Short problem - Go through the listing and set it down exactly, leaving out its pictures.

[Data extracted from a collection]
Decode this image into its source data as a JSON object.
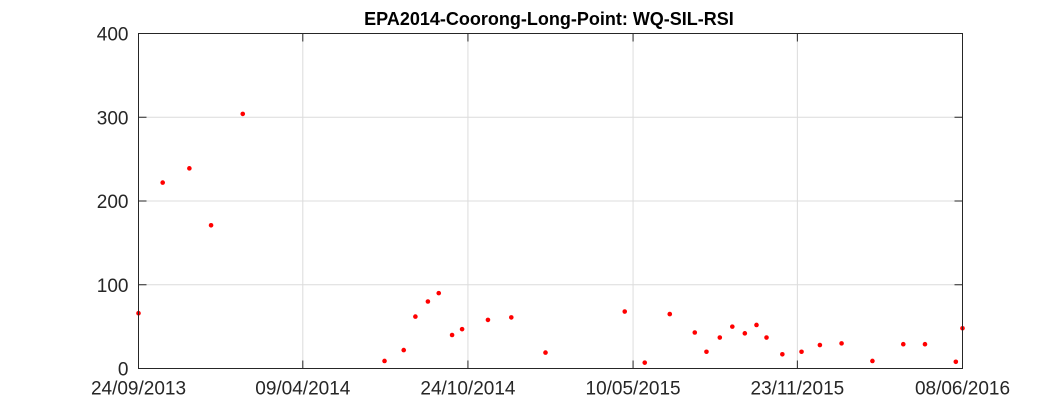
{
  "chart_data": {
    "type": "scatter",
    "title": "EPA2014-Coorong-Long-Point: WQ-SIL-RSI",
    "xlabel": "",
    "ylabel": "",
    "x_axis_type": "date",
    "xlim": [
      "2013-09-24",
      "2016-06-08"
    ],
    "ylim": [
      0,
      400
    ],
    "x_ticks": [
      "2013-09-24",
      "2014-04-09",
      "2014-10-24",
      "2015-05-10",
      "2015-11-23",
      "2016-06-08"
    ],
    "x_tick_labels": [
      "24/09/2013",
      "09/04/2014",
      "24/10/2014",
      "10/05/2015",
      "23/11/2015",
      "08/06/2016"
    ],
    "y_ticks": [
      0,
      100,
      200,
      300,
      400
    ],
    "y_tick_labels": [
      "0",
      "100",
      "200",
      "300",
      "400"
    ],
    "grid": true,
    "marker_color": "#ff0000",
    "series": [
      {
        "points": [
          {
            "x": "2013-09-24",
            "y": 66
          },
          {
            "x": "2013-10-23",
            "y": 222
          },
          {
            "x": "2013-11-24",
            "y": 239
          },
          {
            "x": "2013-12-20",
            "y": 171
          },
          {
            "x": "2014-01-27",
            "y": 304
          },
          {
            "x": "2014-07-16",
            "y": 9
          },
          {
            "x": "2014-08-08",
            "y": 22
          },
          {
            "x": "2014-08-22",
            "y": 62
          },
          {
            "x": "2014-09-06",
            "y": 80
          },
          {
            "x": "2014-09-19",
            "y": 90
          },
          {
            "x": "2014-10-05",
            "y": 40
          },
          {
            "x": "2014-10-17",
            "y": 47
          },
          {
            "x": "2014-11-17",
            "y": 58
          },
          {
            "x": "2014-12-15",
            "y": 61
          },
          {
            "x": "2015-01-25",
            "y": 19
          },
          {
            "x": "2015-04-30",
            "y": 68
          },
          {
            "x": "2015-05-24",
            "y": 7
          },
          {
            "x": "2015-06-23",
            "y": 65
          },
          {
            "x": "2015-07-23",
            "y": 43
          },
          {
            "x": "2015-08-06",
            "y": 20
          },
          {
            "x": "2015-08-22",
            "y": 37
          },
          {
            "x": "2015-09-06",
            "y": 50
          },
          {
            "x": "2015-09-21",
            "y": 42
          },
          {
            "x": "2015-10-05",
            "y": 52
          },
          {
            "x": "2015-10-17",
            "y": 37
          },
          {
            "x": "2015-11-05",
            "y": 17
          },
          {
            "x": "2015-11-28",
            "y": 20
          },
          {
            "x": "2015-12-20",
            "y": 28
          },
          {
            "x": "2016-01-15",
            "y": 30
          },
          {
            "x": "2016-02-21",
            "y": 9
          },
          {
            "x": "2016-03-29",
            "y": 29
          },
          {
            "x": "2016-04-24",
            "y": 29
          },
          {
            "x": "2016-05-31",
            "y": 8
          },
          {
            "x": "2016-06-08",
            "y": 48
          }
        ]
      }
    ]
  }
}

Result of the exercise -
Decode this image into its source data as a JSON object.
{
  "chart_data": {
    "type": "scatter",
    "title": "EPA2014-Coorong-Long-Point: WQ-SIL-RSI",
    "xlabel": "",
    "ylabel": "",
    "x_axis_type": "date",
    "xlim": [
      "2013-09-24",
      "2016-06-08"
    ],
    "ylim": [
      0,
      400
    ],
    "x_ticks": [
      "2013-09-24",
      "2014-04-09",
      "2014-10-24",
      "2015-05-10",
      "2015-11-23",
      "2016-06-08"
    ],
    "x_tick_labels": [
      "24/09/2013",
      "09/04/2014",
      "24/10/2014",
      "10/05/2015",
      "23/11/2015",
      "08/06/2016"
    ],
    "y_ticks": [
      0,
      100,
      200,
      300,
      400
    ],
    "y_tick_labels": [
      "0",
      "100",
      "200",
      "300",
      "400"
    ],
    "grid": true,
    "marker_color": "#ff0000",
    "series": [
      {
        "points": [
          {
            "x": "2013-09-24",
            "y": 66
          },
          {
            "x": "2013-10-23",
            "y": 222
          },
          {
            "x": "2013-11-24",
            "y": 239
          },
          {
            "x": "2013-12-20",
            "y": 171
          },
          {
            "x": "2014-01-27",
            "y": 304
          },
          {
            "x": "2014-07-16",
            "y": 9
          },
          {
            "x": "2014-08-08",
            "y": 22
          },
          {
            "x": "2014-08-22",
            "y": 62
          },
          {
            "x": "2014-09-06",
            "y": 80
          },
          {
            "x": "2014-09-19",
            "y": 90
          },
          {
            "x": "2014-10-05",
            "y": 40
          },
          {
            "x": "2014-10-17",
            "y": 47
          },
          {
            "x": "2014-11-17",
            "y": 58
          },
          {
            "x": "2014-12-15",
            "y": 61
          },
          {
            "x": "2015-01-25",
            "y": 19
          },
          {
            "x": "2015-04-30",
            "y": 68
          },
          {
            "x": "2015-05-24",
            "y": 7
          },
          {
            "x": "2015-06-23",
            "y": 65
          },
          {
            "x": "2015-07-23",
            "y": 43
          },
          {
            "x": "2015-08-06",
            "y": 20
          },
          {
            "x": "2015-08-22",
            "y": 37
          },
          {
            "x": "2015-09-06",
            "y": 50
          },
          {
            "x": "2015-09-21",
            "y": 42
          },
          {
            "x": "2015-10-05",
            "y": 52
          },
          {
            "x": "2015-10-17",
            "y": 37
          },
          {
            "x": "2015-11-05",
            "y": 17
          },
          {
            "x": "2015-11-28",
            "y": 20
          },
          {
            "x": "2015-12-20",
            "y": 28
          },
          {
            "x": "2016-01-15",
            "y": 30
          },
          {
            "x": "2016-02-21",
            "y": 9
          },
          {
            "x": "2016-03-29",
            "y": 29
          },
          {
            "x": "2016-04-24",
            "y": 29
          },
          {
            "x": "2016-05-31",
            "y": 8
          },
          {
            "x": "2016-06-08",
            "y": 48
          }
        ]
      }
    ]
  }
}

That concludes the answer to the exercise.